O filme foca os anos de 1960 a 1973, justamente quando Trinta faz a passagem do Municipal para o barracão do Salgueiro, onde assina seu primeiro Carnaval e vence seu primeiro campeonato, com o enredo “O Rei de França na Ilha da Assombração”.
Sobre o único encontro que teve com o carnavalesco, já escalado para o papel, Matheus conta que João enfatizou que o importante era mostrar “que ele lutou a vida inteira para fazer do Carnaval uma bandeira do valor e da alegria brasileiros. Ficou muito claro que ele acreditava profundamente na missão política que a arte tem”, diz.
Em entrevista ao UOL, o ator falou também de suas inspirações, da necessidade de aprender balé e da versatilidade que marca sua carreira.
UOL - Você já contou que, no único encontro que teve com o João, em três horas ele resumiu o que era essencial para ele. Que coisas foram essas?
Matheus Nachtergaele - Acho que ele basicamente quis deixar muito claro que não interessava um filme de fofoca sobre a vida pessoal dele, que isso não era importante. Mas não porque ele tivesse medo disso, mas porque achava que o mais importante era o fato de ele ser um homem nordestino, de origem humilde, e que ele lutou a vida inteira para fazer do Carnaval uma bandeira do valor e da alegria brasileiros. Ficou muito claro naquele breve encontro que ele acreditava profundamente na missão política que a arte tem. A frase 'quem gosta de miséria é intelectual, pobre gosta mesmo é de luxo', não é só o que parece. Ela não é um cacoete, ela é uma frase política. Ela quer dizer: 'nós queremos viver bem, nós gostamos de coisas bonitas'. Não queremos ser objeto de uma antropologia qualquer sobre as misérias humanas. Queremos ser objeto de uma antropologia sobre a beleza, sobre a cultura, sobre a arte humana, sobre a abundância. É isso que ele quer dizer. É um homem extremamente humanista.
Trailer de "Trinta"
No que você se inspirou para interpretar o Joãosinho Trinta?

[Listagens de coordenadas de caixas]
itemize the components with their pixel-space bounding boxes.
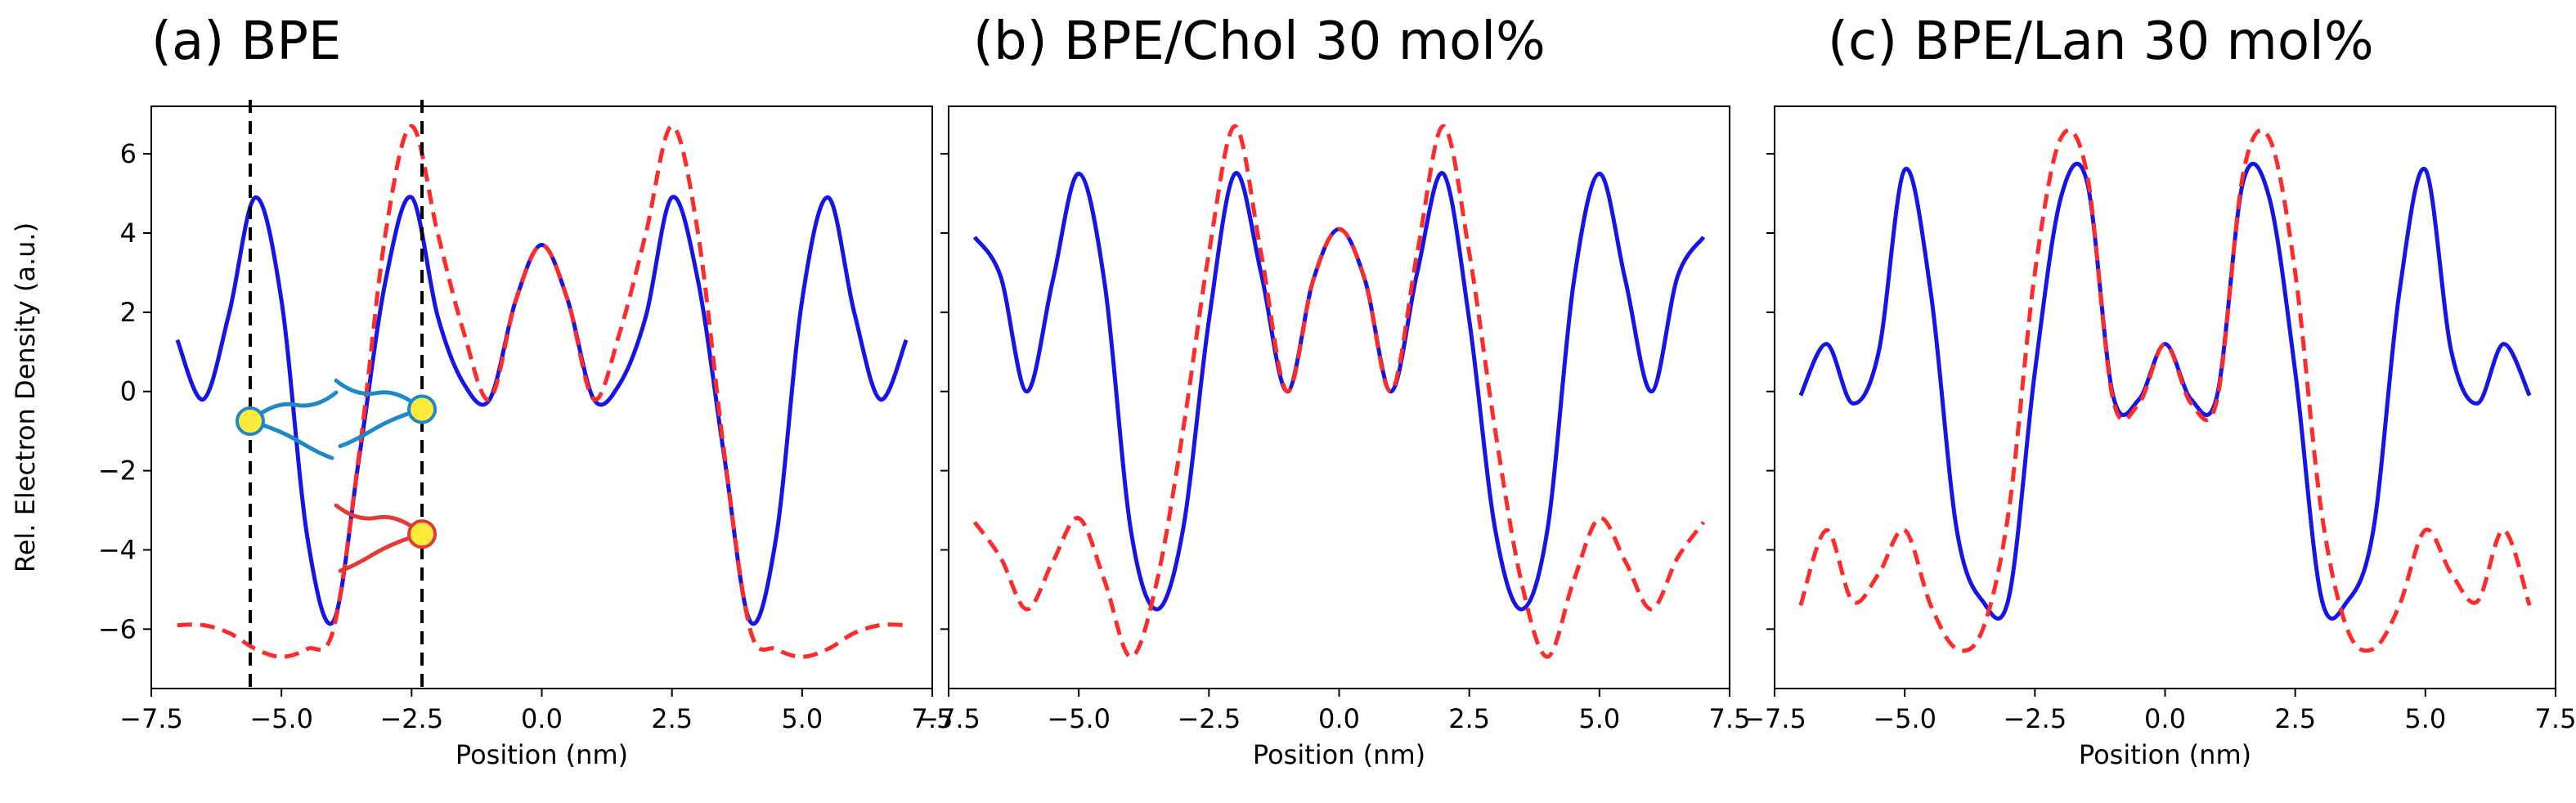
chart-panel-3: (c) BPE/Lan 30 mol% −7.5 −5.0 −2.5 0.0 2.5 5.0… <box>1743 11 2576 770</box>
x-axis-label: Position (nm) <box>456 739 628 770</box>
x-tick-label: 5.0 <box>1578 703 1620 734</box>
y-tick-label: −4 <box>98 534 137 565</box>
lipid-headgroup-icon <box>334 379 438 449</box>
y-tick-label: 4 <box>120 218 137 249</box>
y-axis-label: Rel. Electron Density (a.u.) <box>10 222 41 572</box>
x-tick-label: −5.0 <box>249 703 313 734</box>
axes-frame <box>150 105 933 689</box>
lipid-headgroup-icon-tail-1 <box>248 390 339 424</box>
dashed-series-line <box>177 123 907 659</box>
y-tick-label: 6 <box>120 138 137 169</box>
y-tick-label: −6 <box>98 613 137 644</box>
x-tick-label: 2.5 <box>2274 703 2316 734</box>
chart-title: (c) BPE/Lan 30 mol% <box>1828 11 2374 72</box>
x-tick-label: 0.0 <box>521 703 563 734</box>
x-tick-label: −5.0 <box>1873 703 1936 734</box>
lipid-headgroup-icon-tail-1 <box>334 379 424 412</box>
solid-series-line <box>175 195 909 626</box>
x-tick-label: −7.5 <box>119 703 183 734</box>
x-tick-label: 2.5 <box>1448 703 1490 734</box>
x-tick-label: −7.5 <box>1743 703 1806 734</box>
x-tick-label: 7.5 <box>1709 703 1751 734</box>
lipid-headgroup-icon-head <box>235 406 265 437</box>
solid-series-line <box>972 171 1706 612</box>
y-tick-label: −2 <box>98 455 137 487</box>
lipid-headgroup-icon-tail-2 <box>338 407 424 449</box>
x-tick-label: 5.0 <box>781 703 823 734</box>
x-tick-label: 0.0 <box>1318 703 1360 734</box>
dashed-series-line <box>1798 128 2532 653</box>
panels: (a) BPE −7.5 −5.0 −2.5 0.0 2.5 5.0 7.5 −6 −4 −2 0 2 4… <box>10 11 2576 770</box>
solid-series-line <box>1798 161 2532 621</box>
chart-title: (b) BPE/Chol 30 mol% <box>973 11 1546 72</box>
lipid-headgroup-icon-head <box>407 519 438 550</box>
chart-title: (a) BPE <box>151 11 341 72</box>
lipid-headgroup-icon-head <box>407 394 438 424</box>
x-tick-label: −2.5 <box>379 703 443 734</box>
x-tick-label: −7.5 <box>917 703 981 734</box>
x-axis-label: Position (nm) <box>2079 739 2251 770</box>
x-tick-label: −2.5 <box>1177 703 1241 734</box>
axes-frame <box>1774 105 2556 689</box>
x-tick-label: 5.0 <box>2404 703 2446 734</box>
x-tick-label: −5.0 <box>1047 703 1111 734</box>
y-tick-label: 0 <box>120 376 137 407</box>
lipid-headgroup-icon-tail-2 <box>338 532 424 573</box>
x-tick-label: 7.5 <box>912 703 954 734</box>
x-tick-label: 7.5 <box>2535 703 2576 734</box>
plot-area <box>1798 128 2532 653</box>
chart-panel-2: (b) BPE/Chol 30 mol% −7.5 −5.0 −2.5 0.0 2.5 5.… <box>917 11 1750 770</box>
lipid-headgroup-icon-tail-2 <box>248 419 334 460</box>
chart-panel-1: (a) BPE −7.5 −5.0 −2.5 0.0 2.5 5.0 7.5 −6 −4 −2 0 2 4… <box>10 11 953 770</box>
lipid-headgroup-icon <box>334 503 438 573</box>
x-tick-label: −2.5 <box>2003 703 2067 734</box>
x-axis-label: Position (nm) <box>1253 739 1425 770</box>
axes-frame <box>948 105 1730 689</box>
y-tick-label: 2 <box>120 297 137 328</box>
x-tick-label: 0.0 <box>2144 703 2186 734</box>
lipid-headgroup-icon-tail-1 <box>334 503 424 536</box>
lipid-headgroup-icon <box>235 390 339 460</box>
plot-area <box>972 123 1706 659</box>
plot-area <box>175 123 909 659</box>
x-tick-label: 2.5 <box>651 703 693 734</box>
dashed-series-line <box>972 123 1706 659</box>
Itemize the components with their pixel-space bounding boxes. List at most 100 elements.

• _Requisitos da tarefa_
Transcreva literalmente o trecho da entrevista sobre Joãosinho Trinta que começa em "Sobre o único" e segue até "marca sua carreira.".

• _Resultado do exercício_
Sobre o único encontro que teve com o carnavalesco, já escalado para o papel, Matheus conta que João enfatizou que o importante era mostrar “que ele lutou a vida inteira para fazer do Carnaval uma bandeira do valor e da alegria brasileiros. Ficou muito claro que ele acreditava profundamente na missão política que a arte tem”, diz.
Em entrevista ao UOL, o ator falou também de suas inspirações, da necessidade de aprender balé e da versatilidade que marca sua carreira.